**WORK TO DO**: Where a line in the listing below contains the word "如有必要", copy that line.
— Start —
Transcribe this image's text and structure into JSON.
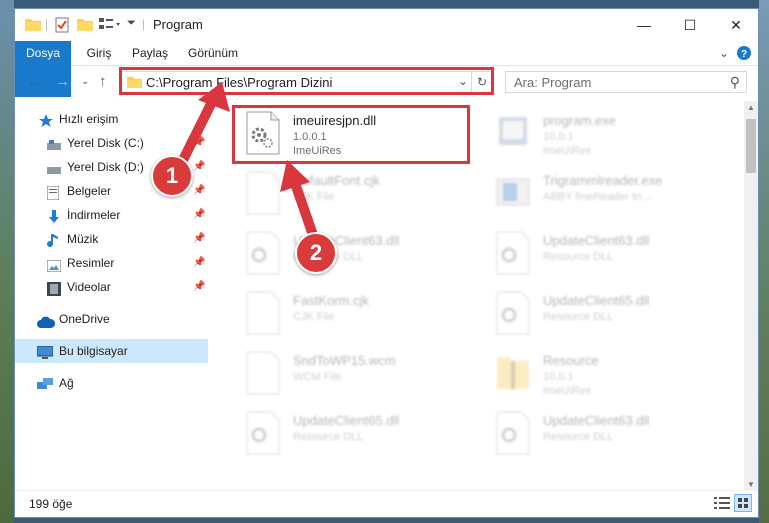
{
  "window": {
    "title": "Program"
  },
  "window_controls": {
    "minimize": "—",
    "maximize": "☐",
    "close": "✕"
  },
  "ribbon": {
    "tabs": [
      "Dosya",
      "Giriş",
      "Paylaş",
      "Görünüm"
    ]
  },
  "address": {
    "path": "C:\\Program Files\\Program Dizini"
  },
  "search": {
    "placeholder": "Ara: Program"
  },
  "sidebar": {
    "items": [
      {
        "label": "Hızlı erişim",
        "icon": "star-icon"
      },
      {
        "label": "Yerel Disk (C:)",
        "icon": "drive-icon",
        "pinned": true
      },
      {
        "label": "Yerel Disk (D:)",
        "icon": "drive-icon",
        "pinned": true
      },
      {
        "label": "Belgeler",
        "icon": "documents-icon",
        "pinned": true
      },
      {
        "label": "İndirmeler",
        "icon": "downloads-icon",
        "pinned": true
      },
      {
        "label": "Müzik",
        "icon": "music-icon",
        "pinned": true
      },
      {
        "label": "Resimler",
        "icon": "pictures-icon",
        "pinned": true
      },
      {
        "label": "Videolar",
        "icon": "videos-icon",
        "pinned": true
      },
      {
        "label": "OneDrive",
        "icon": "cloud-icon"
      },
      {
        "label": "Bu bilgisayar",
        "icon": "computer-icon",
        "selected": true
      },
      {
        "label": "Ağ",
        "icon": "network-icon"
      }
    ]
  },
  "files": [
    {
      "name": "imeuiresjpn.dll",
      "line2": "1.0.0.1",
      "line3": "ImeUiRes",
      "icon": "dll-gear-icon"
    },
    {
      "name": "program.exe",
      "line2": "10.0.1",
      "line3": "ImeUiRes",
      "icon": "exe-icon"
    },
    {
      "name": "DefaultFont.cjk",
      "line2": "CJK File",
      "line3": "",
      "icon": "blank-file-icon"
    },
    {
      "name": "Trigrammlreader.exe",
      "line2": "ABBY fineReader tri...",
      "line3": "",
      "icon": "exe-icon"
    },
    {
      "name": "UpdateClient63.dll",
      "line2": "Resource DLL",
      "line3": "",
      "icon": "dll-gear-icon"
    },
    {
      "name": "UpdateClient63.dll",
      "line2": "Resource DLL",
      "line3": "",
      "icon": "dll-gear-icon"
    },
    {
      "name": "FastKorm.cjk",
      "line2": "CJK File",
      "line3": "",
      "icon": "blank-file-icon"
    },
    {
      "name": "UpdateClient65.dll",
      "line2": "Resource DLL",
      "line3": "",
      "icon": "dll-gear-icon"
    },
    {
      "name": "SndToWP15.wcm",
      "line2": "WCM File",
      "line3": "",
      "icon": "blank-file-icon"
    },
    {
      "name": "Resource",
      "line2": "10.0.1",
      "line3": "ImeUiRes",
      "icon": "folder-zip-icon"
    },
    {
      "name": "UpdateClient65.dll",
      "line2": "Resource DLL",
      "line3": "",
      "icon": "dll-gear-icon"
    },
    {
      "name": "UpdateClient63.dll",
      "line2": "Resource DLL",
      "line3": "",
      "icon": "dll-gear-icon"
    }
  ],
  "status": {
    "item_count": "199 öğe"
  },
  "annotations": {
    "step1": "1",
    "step2": "2",
    "color": "#d9363e"
  }
}
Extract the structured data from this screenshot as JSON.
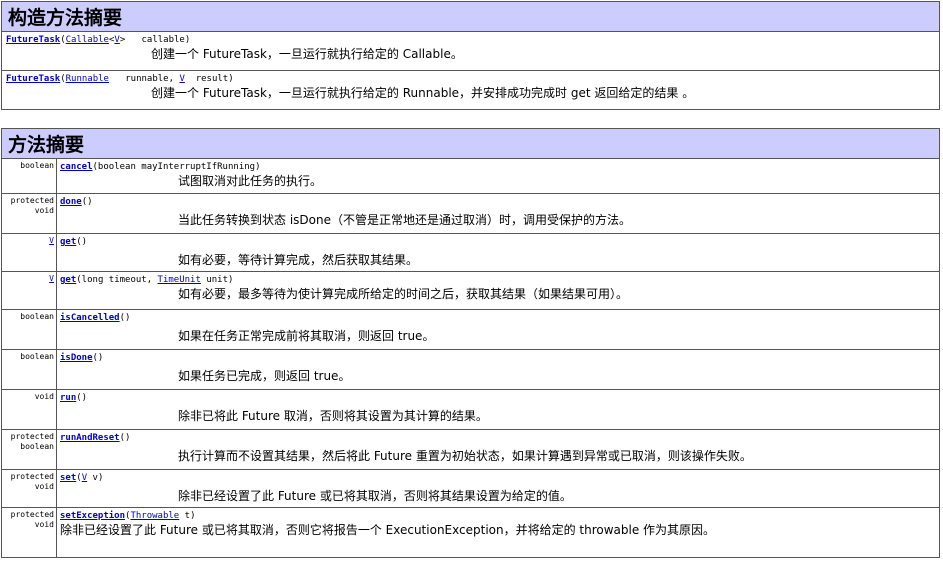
{
  "constructor_summary": {
    "title": "构造方法摘要",
    "rows": [
      {
        "name": "FutureTask",
        "params": [
          {
            "type": "Callable",
            "type_arg": "V",
            "name": "callable"
          }
        ],
        "description": "创建一个 FutureTask，一旦运行就执行给定的 Callable。"
      },
      {
        "name": "FutureTask",
        "params": [
          {
            "type": "Runnable",
            "name": "runnable,"
          },
          {
            "type": "V",
            "name": "result"
          }
        ],
        "description": "创建一个 FutureTask，一旦运行就执行给定的 Runnable，并安排成功完成时 get 返回给定的结果 。"
      }
    ]
  },
  "method_summary": {
    "title": "方法摘要",
    "rows": [
      {
        "modifier": [
          "boolean"
        ],
        "name": "cancel",
        "params_text": "(boolean  mayInterruptIfRunning)",
        "description": "试图取消对此任务的执行。"
      },
      {
        "modifier": [
          "protected",
          "void"
        ],
        "name": "done",
        "params_text": "()",
        "description": "当此任务转换到状态 isDone（不管是正常地还是通过取消）时，调用受保护的方法。"
      },
      {
        "modifier": [
          "V"
        ],
        "modifier_link": true,
        "name": "get",
        "params_text": "()",
        "description": "如有必要，等待计算完成，然后获取其结果。"
      },
      {
        "modifier": [
          "V"
        ],
        "modifier_link": true,
        "name": "get",
        "params_text": "(long  timeout, ",
        "param_link": "TimeUnit",
        "params_tail": " unit)",
        "description": "如有必要，最多等待为使计算完成所给定的时间之后，获取其结果（如果结果可用）。"
      },
      {
        "modifier": [
          "boolean"
        ],
        "name": "isCancelled",
        "params_text": "()",
        "description": "如果在任务正常完成前将其取消，则返回 true。"
      },
      {
        "modifier": [
          "boolean"
        ],
        "name": "isDone",
        "params_text": "()",
        "description": "如果任务已完成，则返回 true。"
      },
      {
        "modifier": [
          "void"
        ],
        "name": "run",
        "params_text": "()",
        "description": "除非已将此 Future 取消，否则将其设置为其计算的结果。"
      },
      {
        "modifier": [
          "protected",
          "boolean"
        ],
        "name": "runAndReset",
        "params_text": "()",
        "description": "执行计算而不设置其结果，然后将此 Future 重置为初始状态，如果计算遇到异常或已取消，则该操作失败。"
      },
      {
        "modifier": [
          "protected",
          "void"
        ],
        "name": "set",
        "params_text": "(",
        "param_link": "V",
        "params_tail": "  v)",
        "description": "除非已经设置了此 Future 或已将其取消，否则将其结果设置为给定的值。"
      },
      {
        "modifier": [
          "protected",
          "void"
        ],
        "name": "setException",
        "params_text": "(",
        "param_link": "Throwable",
        "params_tail": "  t)",
        "description": "除非已经设置了此 Future 或已将其取消，否则它将报告一个 ExecutionException，并将给定的 throwable 作为其原因。"
      }
    ]
  }
}
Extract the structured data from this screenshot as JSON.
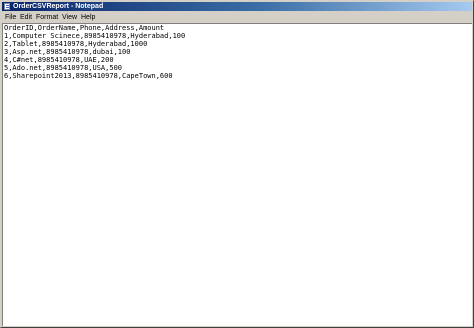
{
  "window": {
    "title": "OrderCSVReport - Notepad",
    "icon": "notepad-icon"
  },
  "menu": {
    "items": [
      {
        "label": "File"
      },
      {
        "label": "Edit"
      },
      {
        "label": "Format"
      },
      {
        "label": "View"
      },
      {
        "label": "Help"
      }
    ]
  },
  "editor": {
    "lines": [
      "OrderID,OrderName,Phone,Address,Amount",
      "1,Computer Scinece,8985410978,Hyderabad,100",
      "2,Tablet,8985410978,Hyderabad,1000",
      "3,Asp.net,8985410978,dubai,100",
      "4,C#net,8985410978,UAE,200",
      "5,Ado.net,8985410978,USA,500",
      "6,Sharepoint2013,8985410978,CapeTown,600"
    ]
  },
  "colors": {
    "titlebar_start": "#0a246a",
    "titlebar_end": "#a6caf0",
    "chrome": "#d4d0c8",
    "editor_background": "#ffffff",
    "text": "#000000"
  }
}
— End —
**THE SOLUTION**:
        "description": "如有必要，等待计算完成，然后获取其结果。"
        "description": "如有必要，最多等待为使计算完成所给定的时间之后，获取其结果（如果结果可用）。"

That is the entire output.